(Stored records)
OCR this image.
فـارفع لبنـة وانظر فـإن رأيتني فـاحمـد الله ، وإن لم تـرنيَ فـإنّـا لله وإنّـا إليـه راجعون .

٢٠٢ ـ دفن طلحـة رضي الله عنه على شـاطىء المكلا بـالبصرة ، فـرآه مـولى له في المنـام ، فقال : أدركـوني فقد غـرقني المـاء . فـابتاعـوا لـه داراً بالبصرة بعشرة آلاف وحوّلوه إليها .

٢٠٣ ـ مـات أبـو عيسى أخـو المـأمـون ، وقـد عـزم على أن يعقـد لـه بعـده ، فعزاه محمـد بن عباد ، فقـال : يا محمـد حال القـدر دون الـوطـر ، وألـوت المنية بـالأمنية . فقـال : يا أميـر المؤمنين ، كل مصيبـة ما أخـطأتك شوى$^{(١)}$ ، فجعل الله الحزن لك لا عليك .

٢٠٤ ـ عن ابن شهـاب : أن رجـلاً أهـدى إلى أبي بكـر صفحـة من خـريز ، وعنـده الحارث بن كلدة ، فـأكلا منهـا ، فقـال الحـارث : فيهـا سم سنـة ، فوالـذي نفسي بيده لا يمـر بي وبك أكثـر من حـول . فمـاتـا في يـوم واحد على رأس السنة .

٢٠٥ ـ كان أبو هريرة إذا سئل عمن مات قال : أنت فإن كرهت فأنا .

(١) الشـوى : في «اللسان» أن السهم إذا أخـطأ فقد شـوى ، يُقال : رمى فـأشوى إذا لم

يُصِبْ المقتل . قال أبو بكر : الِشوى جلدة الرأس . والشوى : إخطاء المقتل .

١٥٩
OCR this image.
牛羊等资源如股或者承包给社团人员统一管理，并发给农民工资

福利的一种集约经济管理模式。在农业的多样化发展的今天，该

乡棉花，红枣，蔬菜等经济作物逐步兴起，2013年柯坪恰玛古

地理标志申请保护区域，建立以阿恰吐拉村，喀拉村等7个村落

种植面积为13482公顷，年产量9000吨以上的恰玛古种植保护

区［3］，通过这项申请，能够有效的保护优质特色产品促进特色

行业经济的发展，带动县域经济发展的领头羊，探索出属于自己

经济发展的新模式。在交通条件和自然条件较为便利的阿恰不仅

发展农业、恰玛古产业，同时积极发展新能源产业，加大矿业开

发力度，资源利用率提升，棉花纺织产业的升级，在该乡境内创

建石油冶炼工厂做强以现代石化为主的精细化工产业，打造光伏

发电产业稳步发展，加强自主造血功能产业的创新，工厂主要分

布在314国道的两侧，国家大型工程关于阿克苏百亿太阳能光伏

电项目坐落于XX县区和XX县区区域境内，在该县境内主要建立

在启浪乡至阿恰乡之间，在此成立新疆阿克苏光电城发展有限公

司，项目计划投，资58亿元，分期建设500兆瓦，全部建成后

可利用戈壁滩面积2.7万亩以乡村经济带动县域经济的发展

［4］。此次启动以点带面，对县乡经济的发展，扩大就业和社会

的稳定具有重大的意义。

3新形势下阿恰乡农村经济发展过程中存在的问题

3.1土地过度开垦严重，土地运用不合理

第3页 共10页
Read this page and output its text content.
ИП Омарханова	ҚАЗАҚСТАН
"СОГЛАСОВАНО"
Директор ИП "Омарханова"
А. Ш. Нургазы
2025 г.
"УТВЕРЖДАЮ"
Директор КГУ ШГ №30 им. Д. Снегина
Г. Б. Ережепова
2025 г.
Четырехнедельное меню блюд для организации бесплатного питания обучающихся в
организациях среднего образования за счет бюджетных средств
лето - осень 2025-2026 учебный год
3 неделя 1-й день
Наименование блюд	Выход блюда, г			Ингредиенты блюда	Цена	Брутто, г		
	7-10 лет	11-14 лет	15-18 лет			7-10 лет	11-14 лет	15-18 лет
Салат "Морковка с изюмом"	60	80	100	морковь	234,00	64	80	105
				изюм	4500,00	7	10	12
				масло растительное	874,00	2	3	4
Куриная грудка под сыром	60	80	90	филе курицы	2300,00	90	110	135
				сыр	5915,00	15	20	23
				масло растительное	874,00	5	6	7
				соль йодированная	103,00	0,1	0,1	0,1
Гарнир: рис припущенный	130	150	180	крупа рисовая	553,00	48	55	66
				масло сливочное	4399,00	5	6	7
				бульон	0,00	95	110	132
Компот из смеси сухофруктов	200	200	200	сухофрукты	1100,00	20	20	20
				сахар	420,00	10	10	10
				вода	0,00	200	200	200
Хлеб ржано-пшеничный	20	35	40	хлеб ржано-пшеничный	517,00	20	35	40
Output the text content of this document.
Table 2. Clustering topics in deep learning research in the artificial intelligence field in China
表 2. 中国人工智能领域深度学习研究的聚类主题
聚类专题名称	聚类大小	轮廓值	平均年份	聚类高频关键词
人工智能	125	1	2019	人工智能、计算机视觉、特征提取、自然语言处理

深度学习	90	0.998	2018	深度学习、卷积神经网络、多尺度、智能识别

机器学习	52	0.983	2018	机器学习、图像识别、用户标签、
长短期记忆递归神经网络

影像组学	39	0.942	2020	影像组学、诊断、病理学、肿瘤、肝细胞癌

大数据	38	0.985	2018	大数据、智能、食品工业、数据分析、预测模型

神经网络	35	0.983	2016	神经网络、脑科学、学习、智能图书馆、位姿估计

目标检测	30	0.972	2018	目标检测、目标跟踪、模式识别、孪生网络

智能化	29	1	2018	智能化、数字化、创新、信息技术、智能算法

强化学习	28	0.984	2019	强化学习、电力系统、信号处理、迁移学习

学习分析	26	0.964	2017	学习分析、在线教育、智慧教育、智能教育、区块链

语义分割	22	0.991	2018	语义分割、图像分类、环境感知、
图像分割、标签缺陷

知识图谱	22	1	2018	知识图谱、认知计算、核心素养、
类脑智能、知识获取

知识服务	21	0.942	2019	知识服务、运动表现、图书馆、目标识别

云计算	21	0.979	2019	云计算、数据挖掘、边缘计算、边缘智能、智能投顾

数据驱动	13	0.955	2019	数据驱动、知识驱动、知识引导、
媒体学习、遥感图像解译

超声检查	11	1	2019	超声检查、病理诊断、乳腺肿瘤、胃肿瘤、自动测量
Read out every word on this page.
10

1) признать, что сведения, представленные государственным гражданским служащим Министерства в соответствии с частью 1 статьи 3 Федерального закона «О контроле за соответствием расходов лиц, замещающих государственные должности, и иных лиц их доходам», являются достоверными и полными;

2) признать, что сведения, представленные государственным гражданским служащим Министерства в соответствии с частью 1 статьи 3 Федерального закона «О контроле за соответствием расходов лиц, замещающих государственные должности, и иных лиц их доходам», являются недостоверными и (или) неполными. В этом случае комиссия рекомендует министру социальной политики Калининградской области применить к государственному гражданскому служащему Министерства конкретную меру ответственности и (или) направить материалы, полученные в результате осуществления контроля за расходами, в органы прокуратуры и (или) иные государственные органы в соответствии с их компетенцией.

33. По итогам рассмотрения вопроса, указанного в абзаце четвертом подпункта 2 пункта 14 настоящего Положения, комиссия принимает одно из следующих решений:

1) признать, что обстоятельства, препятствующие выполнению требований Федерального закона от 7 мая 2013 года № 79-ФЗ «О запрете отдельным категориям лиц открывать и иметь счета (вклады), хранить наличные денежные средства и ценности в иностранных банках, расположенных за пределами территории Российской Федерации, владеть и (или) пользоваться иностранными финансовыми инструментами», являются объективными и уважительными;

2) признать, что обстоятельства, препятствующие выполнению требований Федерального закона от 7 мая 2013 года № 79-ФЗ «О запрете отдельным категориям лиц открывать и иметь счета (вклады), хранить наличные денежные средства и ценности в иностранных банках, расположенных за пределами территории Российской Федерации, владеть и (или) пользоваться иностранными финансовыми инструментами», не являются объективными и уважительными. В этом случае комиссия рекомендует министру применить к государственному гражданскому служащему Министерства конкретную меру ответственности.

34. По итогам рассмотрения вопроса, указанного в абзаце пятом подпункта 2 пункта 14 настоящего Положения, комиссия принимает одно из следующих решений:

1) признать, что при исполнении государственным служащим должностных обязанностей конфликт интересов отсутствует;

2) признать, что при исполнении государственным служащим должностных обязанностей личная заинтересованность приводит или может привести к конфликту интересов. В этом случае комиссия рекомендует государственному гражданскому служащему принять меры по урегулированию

▶ [Problem]
In the entries above, identify every line with the string "принимает".

▶ [Answer to this task]
33. По итогам рассмотрения вопроса, указанного в абзаце четвертом подпункта 2 пункта 14 настоящего Положения, комиссия принимает одно из следующих решений:
34. По итогам рассмотрения вопроса, указанного в абзаце пятом подпункта 2 пункта 14 настоящего Положения, комиссия принимает одно из следующих решений:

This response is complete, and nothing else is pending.